**Dataset entries:**
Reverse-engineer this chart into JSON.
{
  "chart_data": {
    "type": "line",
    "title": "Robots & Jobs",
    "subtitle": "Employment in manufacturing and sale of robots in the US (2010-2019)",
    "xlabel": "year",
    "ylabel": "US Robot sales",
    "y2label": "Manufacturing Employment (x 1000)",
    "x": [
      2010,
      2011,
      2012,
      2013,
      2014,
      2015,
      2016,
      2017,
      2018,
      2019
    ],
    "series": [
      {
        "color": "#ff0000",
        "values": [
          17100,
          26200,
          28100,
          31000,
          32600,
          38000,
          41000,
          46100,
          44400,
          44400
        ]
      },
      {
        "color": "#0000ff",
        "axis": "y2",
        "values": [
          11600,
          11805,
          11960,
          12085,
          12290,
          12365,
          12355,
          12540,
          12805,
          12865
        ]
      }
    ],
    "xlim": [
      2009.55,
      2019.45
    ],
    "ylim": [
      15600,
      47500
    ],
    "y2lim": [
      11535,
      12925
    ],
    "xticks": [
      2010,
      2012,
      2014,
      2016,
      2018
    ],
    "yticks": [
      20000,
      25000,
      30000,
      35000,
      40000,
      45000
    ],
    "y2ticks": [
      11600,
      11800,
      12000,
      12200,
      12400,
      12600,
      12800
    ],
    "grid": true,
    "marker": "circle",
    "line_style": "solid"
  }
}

**Set exercise:** Can you give every line above again, exactly as written?

**Result of this task:**
Reverse-engineer this chart into JSON.
{
  "chart_data": {
    "type": "line",
    "title": "Robots & Jobs",
    "subtitle": "Employment in manufacturing and sale of robots in the US (2010-2019)",
    "xlabel": "year",
    "ylabel": "US Robot sales",
    "y2label": "Manufacturing Employment (x 1000)",
    "x": [
      2010,
      2011,
      2012,
      2013,
      2014,
      2015,
      2016,
      2017,
      2018,
      2019
    ],
    "series": [
      {
        "color": "#ff0000",
        "values": [
          17100,
          26200,
          28100,
          31000,
          32600,
          38000,
          41000,
          46100,
          44400,
          44400
        ]
      },
      {
        "color": "#0000ff",
        "axis": "y2",
        "values": [
          11600,
          11805,
          11960,
          12085,
          12290,
          12365,
          12355,
          12540,
          12805,
          12865
        ]
      }
    ],
    "xlim": [
      2009.55,
      2019.45
    ],
    "ylim": [
      15600,
      47500
    ],
    "y2lim": [
      11535,
      12925
    ],
    "xticks": [
      2010,
      2012,
      2014,
      2016,
      2018
    ],
    "yticks": [
      20000,
      25000,
      30000,
      35000,
      40000,
      45000
    ],
    "y2ticks": [
      11600,
      11800,
      12000,
      12200,
      12400,
      12600,
      12800
    ],
    "grid": true,
    "marker": "circle",
    "line_style": "solid"
  }
}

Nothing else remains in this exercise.